» Given exercise: Wherever the string "presentations" shows up in a line, count that line. Give the total alone.
+-------+
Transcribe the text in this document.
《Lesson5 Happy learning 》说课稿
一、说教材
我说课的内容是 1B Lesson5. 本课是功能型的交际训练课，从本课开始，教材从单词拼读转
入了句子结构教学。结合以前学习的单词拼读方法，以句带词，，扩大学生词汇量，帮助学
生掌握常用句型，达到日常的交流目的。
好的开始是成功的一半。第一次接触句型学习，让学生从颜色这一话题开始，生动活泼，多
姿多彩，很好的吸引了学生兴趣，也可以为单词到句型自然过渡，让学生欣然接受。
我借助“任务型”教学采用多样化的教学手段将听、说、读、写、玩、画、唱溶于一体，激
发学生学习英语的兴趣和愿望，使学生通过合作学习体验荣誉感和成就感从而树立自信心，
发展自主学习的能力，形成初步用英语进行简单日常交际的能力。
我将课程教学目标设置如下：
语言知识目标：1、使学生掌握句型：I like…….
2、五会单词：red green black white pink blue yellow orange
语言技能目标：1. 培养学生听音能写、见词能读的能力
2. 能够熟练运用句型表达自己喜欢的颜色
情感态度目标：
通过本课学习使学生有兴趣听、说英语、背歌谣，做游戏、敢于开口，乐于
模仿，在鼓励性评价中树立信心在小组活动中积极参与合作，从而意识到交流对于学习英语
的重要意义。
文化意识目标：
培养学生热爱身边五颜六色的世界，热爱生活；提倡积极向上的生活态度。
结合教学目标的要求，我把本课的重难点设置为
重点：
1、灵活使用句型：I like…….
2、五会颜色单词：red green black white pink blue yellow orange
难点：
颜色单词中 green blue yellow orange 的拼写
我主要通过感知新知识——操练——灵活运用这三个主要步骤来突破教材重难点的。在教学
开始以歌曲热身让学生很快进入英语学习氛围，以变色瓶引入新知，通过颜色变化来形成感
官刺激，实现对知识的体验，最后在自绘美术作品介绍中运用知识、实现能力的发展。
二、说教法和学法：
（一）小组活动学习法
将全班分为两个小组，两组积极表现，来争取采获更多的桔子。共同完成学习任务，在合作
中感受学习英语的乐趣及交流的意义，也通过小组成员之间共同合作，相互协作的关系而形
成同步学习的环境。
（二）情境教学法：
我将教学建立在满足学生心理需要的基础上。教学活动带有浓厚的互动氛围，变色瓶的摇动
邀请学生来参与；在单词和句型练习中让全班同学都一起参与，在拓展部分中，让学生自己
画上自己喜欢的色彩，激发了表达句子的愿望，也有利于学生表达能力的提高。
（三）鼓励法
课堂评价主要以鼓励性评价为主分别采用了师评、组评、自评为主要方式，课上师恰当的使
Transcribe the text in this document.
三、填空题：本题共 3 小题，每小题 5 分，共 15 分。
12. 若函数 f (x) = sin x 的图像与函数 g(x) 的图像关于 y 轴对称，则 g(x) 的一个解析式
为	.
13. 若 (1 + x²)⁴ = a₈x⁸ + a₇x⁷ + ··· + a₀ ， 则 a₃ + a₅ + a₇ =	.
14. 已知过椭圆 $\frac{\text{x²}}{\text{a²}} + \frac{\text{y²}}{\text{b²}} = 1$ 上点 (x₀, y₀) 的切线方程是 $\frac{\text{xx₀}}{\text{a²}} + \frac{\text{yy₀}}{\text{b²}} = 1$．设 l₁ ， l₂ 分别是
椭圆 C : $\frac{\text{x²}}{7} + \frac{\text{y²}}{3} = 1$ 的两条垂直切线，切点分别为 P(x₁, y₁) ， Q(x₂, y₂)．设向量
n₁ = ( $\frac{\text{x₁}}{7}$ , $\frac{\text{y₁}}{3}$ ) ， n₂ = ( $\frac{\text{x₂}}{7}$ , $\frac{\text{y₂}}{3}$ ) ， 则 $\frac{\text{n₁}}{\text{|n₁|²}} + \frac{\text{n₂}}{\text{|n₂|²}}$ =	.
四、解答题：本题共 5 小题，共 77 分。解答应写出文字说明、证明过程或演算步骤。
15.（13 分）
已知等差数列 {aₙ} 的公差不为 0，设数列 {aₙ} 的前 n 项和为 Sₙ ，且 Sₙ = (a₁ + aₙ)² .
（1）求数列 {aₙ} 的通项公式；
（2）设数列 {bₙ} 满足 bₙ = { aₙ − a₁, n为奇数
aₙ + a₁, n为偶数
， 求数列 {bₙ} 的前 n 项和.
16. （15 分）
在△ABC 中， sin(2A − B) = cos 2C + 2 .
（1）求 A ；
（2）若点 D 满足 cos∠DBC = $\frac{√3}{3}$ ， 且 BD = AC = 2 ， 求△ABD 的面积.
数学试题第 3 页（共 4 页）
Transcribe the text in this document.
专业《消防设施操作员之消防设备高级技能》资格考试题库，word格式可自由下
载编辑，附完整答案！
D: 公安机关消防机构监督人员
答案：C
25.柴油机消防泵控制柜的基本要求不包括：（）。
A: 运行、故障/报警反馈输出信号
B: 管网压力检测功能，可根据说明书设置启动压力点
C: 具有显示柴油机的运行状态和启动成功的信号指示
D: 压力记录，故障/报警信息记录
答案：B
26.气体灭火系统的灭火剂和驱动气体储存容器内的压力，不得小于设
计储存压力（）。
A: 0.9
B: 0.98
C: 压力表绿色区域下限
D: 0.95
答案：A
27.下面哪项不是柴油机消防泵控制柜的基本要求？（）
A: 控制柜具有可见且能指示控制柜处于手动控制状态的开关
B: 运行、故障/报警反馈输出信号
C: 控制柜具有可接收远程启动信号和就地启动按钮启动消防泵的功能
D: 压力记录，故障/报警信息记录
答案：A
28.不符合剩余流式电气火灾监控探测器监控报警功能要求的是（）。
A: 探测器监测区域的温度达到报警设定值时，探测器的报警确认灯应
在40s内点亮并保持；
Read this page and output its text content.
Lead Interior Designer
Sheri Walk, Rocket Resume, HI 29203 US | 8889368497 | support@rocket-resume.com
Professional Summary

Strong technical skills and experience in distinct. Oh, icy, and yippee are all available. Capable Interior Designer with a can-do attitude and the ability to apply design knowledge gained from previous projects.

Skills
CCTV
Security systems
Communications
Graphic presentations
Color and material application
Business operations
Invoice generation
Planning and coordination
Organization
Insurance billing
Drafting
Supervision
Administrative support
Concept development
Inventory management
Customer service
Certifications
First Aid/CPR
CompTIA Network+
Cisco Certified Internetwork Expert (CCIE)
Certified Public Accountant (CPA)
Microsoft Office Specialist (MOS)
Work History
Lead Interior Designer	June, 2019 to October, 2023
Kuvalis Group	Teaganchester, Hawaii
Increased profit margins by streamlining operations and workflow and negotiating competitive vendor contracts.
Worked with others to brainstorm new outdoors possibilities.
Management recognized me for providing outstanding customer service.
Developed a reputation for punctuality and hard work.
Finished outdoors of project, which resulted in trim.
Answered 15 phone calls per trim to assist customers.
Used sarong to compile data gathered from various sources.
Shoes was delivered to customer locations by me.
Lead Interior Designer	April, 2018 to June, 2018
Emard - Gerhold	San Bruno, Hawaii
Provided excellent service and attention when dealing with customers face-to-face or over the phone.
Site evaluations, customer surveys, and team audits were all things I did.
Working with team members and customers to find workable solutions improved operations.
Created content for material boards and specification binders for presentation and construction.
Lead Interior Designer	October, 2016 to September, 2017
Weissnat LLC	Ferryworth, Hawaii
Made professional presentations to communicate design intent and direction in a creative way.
+-------+
» Written solution: 2